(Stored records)
-- Start --

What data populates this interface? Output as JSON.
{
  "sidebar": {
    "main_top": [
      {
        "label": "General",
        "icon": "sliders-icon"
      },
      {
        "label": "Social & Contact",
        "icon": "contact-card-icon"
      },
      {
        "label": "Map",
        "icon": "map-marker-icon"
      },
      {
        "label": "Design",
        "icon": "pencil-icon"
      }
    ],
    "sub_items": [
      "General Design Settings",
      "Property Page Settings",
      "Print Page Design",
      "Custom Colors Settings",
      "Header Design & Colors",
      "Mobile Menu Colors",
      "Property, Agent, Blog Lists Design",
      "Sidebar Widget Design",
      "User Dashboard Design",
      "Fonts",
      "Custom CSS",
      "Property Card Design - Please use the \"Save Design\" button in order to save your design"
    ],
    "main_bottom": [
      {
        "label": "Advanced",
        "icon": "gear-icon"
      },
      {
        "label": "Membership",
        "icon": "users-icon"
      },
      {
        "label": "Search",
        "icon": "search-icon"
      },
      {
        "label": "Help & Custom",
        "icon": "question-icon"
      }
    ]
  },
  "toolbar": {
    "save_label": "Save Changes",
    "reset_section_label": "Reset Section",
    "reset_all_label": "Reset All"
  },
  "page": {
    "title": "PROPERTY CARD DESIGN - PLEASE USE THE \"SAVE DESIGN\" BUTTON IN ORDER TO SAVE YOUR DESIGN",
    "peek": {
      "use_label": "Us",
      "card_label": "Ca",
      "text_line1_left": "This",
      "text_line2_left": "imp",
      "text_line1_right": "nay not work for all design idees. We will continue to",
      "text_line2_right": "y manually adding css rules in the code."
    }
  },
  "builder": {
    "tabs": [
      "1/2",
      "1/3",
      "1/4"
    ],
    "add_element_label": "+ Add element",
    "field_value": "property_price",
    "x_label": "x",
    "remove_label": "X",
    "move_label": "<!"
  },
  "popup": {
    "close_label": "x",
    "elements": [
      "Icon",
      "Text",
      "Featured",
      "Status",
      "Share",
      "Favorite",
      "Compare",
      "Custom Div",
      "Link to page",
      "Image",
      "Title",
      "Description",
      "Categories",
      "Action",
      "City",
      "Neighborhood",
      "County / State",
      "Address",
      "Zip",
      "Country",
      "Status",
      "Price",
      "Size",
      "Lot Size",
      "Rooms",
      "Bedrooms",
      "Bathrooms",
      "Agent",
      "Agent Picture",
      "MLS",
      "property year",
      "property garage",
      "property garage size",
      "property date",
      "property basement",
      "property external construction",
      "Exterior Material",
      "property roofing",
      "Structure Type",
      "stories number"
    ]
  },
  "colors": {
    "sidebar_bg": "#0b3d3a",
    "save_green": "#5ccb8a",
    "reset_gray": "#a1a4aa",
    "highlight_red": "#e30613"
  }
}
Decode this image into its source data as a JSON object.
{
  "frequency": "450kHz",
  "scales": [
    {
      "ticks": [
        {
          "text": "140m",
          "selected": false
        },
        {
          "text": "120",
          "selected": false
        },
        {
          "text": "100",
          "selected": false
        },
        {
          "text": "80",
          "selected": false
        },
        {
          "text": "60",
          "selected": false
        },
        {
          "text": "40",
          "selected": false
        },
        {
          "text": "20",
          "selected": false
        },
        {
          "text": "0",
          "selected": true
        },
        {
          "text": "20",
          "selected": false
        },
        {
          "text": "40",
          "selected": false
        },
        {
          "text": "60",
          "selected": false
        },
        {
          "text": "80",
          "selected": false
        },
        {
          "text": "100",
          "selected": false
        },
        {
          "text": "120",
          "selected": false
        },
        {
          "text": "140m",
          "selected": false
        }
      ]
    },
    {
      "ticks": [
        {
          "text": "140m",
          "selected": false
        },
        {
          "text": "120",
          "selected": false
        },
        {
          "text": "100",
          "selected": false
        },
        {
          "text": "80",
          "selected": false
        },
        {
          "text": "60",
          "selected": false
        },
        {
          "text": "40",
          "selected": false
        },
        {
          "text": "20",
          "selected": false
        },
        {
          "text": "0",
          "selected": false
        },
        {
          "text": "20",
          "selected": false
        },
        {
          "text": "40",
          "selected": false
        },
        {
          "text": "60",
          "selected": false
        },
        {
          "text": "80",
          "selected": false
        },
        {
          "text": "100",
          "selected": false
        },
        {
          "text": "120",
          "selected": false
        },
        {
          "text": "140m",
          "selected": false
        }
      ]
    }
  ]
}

-- End --

» Problem details
Scan the lines for the string "General". Copy out each line that matches.

» Output below
        "label": "General",
      "General Design Settings",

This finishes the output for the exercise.